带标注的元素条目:
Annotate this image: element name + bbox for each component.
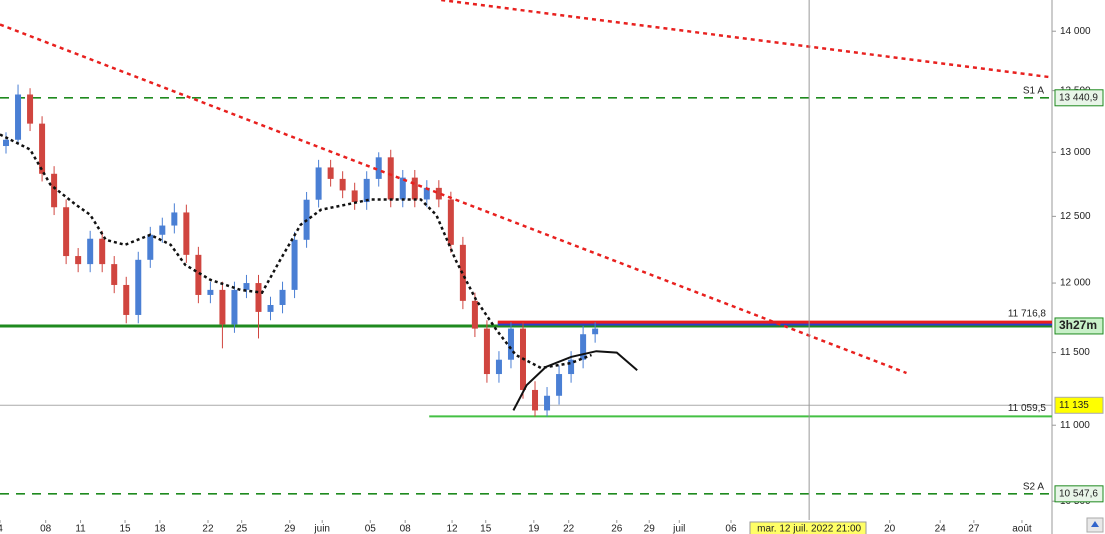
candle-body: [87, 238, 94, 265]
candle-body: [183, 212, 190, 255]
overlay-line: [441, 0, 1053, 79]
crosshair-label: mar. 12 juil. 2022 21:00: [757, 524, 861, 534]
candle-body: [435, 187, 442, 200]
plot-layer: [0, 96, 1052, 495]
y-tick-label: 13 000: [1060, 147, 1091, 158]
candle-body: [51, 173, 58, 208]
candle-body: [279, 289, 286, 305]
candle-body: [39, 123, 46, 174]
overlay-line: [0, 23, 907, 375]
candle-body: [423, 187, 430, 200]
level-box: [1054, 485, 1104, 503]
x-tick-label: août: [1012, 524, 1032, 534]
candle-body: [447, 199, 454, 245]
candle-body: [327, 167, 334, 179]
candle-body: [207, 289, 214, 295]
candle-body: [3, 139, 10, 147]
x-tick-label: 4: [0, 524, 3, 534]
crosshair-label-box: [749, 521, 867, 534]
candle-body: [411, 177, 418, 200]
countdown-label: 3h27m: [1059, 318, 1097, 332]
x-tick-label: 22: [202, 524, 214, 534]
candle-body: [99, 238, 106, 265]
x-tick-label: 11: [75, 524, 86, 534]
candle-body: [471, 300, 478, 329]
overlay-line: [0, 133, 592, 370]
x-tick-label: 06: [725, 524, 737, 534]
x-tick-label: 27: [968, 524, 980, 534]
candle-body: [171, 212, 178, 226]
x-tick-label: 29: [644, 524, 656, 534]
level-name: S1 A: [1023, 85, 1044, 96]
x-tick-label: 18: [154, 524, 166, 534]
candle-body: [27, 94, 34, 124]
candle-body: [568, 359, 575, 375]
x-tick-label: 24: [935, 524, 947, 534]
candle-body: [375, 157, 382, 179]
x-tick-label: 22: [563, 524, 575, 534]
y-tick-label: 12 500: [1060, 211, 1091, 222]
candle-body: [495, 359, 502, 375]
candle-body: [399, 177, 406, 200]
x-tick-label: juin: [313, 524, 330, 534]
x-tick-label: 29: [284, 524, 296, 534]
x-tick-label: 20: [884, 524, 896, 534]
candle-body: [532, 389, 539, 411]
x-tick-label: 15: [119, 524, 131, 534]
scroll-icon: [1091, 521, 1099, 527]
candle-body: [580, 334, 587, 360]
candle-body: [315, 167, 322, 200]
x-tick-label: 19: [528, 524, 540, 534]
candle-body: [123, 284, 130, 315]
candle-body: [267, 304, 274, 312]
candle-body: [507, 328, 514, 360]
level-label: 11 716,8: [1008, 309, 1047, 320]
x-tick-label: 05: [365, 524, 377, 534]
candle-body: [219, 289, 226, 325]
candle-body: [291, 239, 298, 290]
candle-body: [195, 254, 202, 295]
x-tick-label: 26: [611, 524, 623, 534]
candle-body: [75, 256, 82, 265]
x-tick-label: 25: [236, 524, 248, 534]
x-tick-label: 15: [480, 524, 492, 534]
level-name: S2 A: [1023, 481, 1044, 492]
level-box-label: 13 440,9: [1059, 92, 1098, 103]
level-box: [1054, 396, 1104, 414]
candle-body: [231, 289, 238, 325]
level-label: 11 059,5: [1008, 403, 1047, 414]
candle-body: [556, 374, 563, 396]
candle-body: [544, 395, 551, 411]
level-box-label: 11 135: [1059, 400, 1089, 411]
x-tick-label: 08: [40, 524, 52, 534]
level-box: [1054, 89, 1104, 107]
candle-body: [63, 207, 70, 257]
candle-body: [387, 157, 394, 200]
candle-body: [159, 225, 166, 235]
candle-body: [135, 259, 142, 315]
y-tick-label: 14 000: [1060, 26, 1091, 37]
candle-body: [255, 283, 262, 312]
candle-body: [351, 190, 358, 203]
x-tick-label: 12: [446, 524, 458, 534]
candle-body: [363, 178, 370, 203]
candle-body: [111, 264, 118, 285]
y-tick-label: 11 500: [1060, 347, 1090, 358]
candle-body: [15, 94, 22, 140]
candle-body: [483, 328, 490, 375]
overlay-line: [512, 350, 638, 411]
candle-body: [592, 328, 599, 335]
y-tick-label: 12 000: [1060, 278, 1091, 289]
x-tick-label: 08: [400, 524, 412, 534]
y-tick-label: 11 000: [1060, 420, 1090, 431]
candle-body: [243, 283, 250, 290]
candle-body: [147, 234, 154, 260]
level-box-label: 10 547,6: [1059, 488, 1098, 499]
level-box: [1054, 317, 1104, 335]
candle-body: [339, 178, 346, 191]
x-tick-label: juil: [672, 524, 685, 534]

» 问题陈述:
将上方全部记录逐行照抄一遍，答案中不要包含图片。

» 完整答案:
Annotate this image: element name + bbox for each component.
candle-body: [87, 238, 94, 265]
candle-body: [183, 212, 190, 255]
overlay-line: [441, 0, 1053, 79]
crosshair-label: mar. 12 juil. 2022 21:00: [757, 524, 861, 534]
candle-body: [435, 187, 442, 200]
plot-layer: [0, 96, 1052, 495]
y-tick-label: 13 000: [1060, 147, 1091, 158]
candle-body: [51, 173, 58, 208]
candle-body: [279, 289, 286, 305]
candle-body: [39, 123, 46, 174]
overlay-line: [0, 23, 907, 375]
candle-body: [423, 187, 430, 200]
level-box: [1054, 485, 1104, 503]
x-tick-label: août: [1012, 524, 1032, 534]
candle-body: [447, 199, 454, 245]
candle-body: [327, 167, 334, 179]
candle-body: [207, 289, 214, 295]
candle-body: [3, 139, 10, 147]
x-tick-label: 4: [0, 524, 3, 534]
crosshair-label-box: [749, 521, 867, 534]
candle-body: [411, 177, 418, 200]
countdown-label: 3h27m: [1059, 318, 1097, 332]
x-tick-label: 22: [202, 524, 214, 534]
candle-body: [99, 238, 106, 265]
x-tick-label: 11: [75, 524, 86, 534]
candle-body: [471, 300, 478, 329]
overlay-line: [0, 133, 592, 370]
x-tick-label: 06: [725, 524, 737, 534]
x-tick-label: 27: [968, 524, 980, 534]
candle-body: [171, 212, 178, 226]
x-tick-label: 29: [644, 524, 656, 534]
level-name: S1 A: [1023, 85, 1044, 96]
x-tick-label: 18: [154, 524, 166, 534]
candle-body: [27, 94, 34, 124]
candle-body: [568, 359, 575, 375]
x-tick-label: 24: [935, 524, 947, 534]
candle-body: [375, 157, 382, 179]
x-tick-label: 22: [563, 524, 575, 534]
y-tick-label: 12 500: [1060, 211, 1091, 222]
candle-body: [495, 359, 502, 375]
candle-body: [399, 177, 406, 200]
x-tick-label: juin: [313, 524, 330, 534]
x-tick-label: 29: [284, 524, 296, 534]
x-tick-label: 20: [884, 524, 896, 534]
candle-body: [532, 389, 539, 411]
x-tick-label: 15: [119, 524, 131, 534]
scroll-icon: [1091, 521, 1099, 527]
candle-body: [580, 334, 587, 360]
candle-body: [315, 167, 322, 200]
x-tick-label: 19: [528, 524, 540, 534]
candle-body: [123, 284, 130, 315]
candle-body: [267, 304, 274, 312]
candle-body: [507, 328, 514, 360]
level-label: 11 716,8: [1008, 309, 1047, 320]
x-tick-label: 05: [365, 524, 377, 534]
candle-body: [219, 289, 226, 325]
candle-body: [291, 239, 298, 290]
candle-body: [195, 254, 202, 295]
x-tick-label: 26: [611, 524, 623, 534]
candle-body: [75, 256, 82, 265]
x-tick-label: 25: [236, 524, 248, 534]
x-tick-label: 15: [480, 524, 492, 534]
level-name: S2 A: [1023, 481, 1044, 492]
level-box-label: 13 440,9: [1059, 92, 1098, 103]
level-box: [1054, 396, 1104, 414]
candle-body: [231, 289, 238, 325]
level-label: 11 059,5: [1008, 403, 1047, 414]
candle-body: [556, 374, 563, 396]
candle-body: [544, 395, 551, 411]
level-box-label: 11 135: [1059, 400, 1089, 411]
x-tick-label: 08: [40, 524, 52, 534]
level-box: [1054, 89, 1104, 107]
candle-body: [63, 207, 70, 257]
candle-body: [387, 157, 394, 200]
candle-body: [159, 225, 166, 235]
candle-body: [135, 259, 142, 315]
y-tick-label: 14 000: [1060, 26, 1091, 37]
candle-body: [255, 283, 262, 312]
candle-body: [351, 190, 358, 203]
x-tick-label: 12: [446, 524, 458, 534]
candle-body: [363, 178, 370, 203]
candle-body: [111, 264, 118, 285]
y-tick-label: 11 500: [1060, 347, 1090, 358]
candle-body: [15, 94, 22, 140]
candle-body: [483, 328, 490, 375]
overlay-line: [512, 350, 638, 411]
candle-body: [592, 328, 599, 335]
y-tick-label: 12 000: [1060, 278, 1091, 289]
x-tick-label: 08: [400, 524, 412, 534]
y-tick-label: 11 000: [1060, 420, 1090, 431]
candle-body: [243, 283, 250, 290]
candle-body: [147, 234, 154, 260]
level-box-label: 10 547,6: [1059, 488, 1098, 499]
level-box: [1054, 317, 1104, 335]
candle-body: [339, 178, 346, 191]
x-tick-label: juil: [672, 524, 685, 534]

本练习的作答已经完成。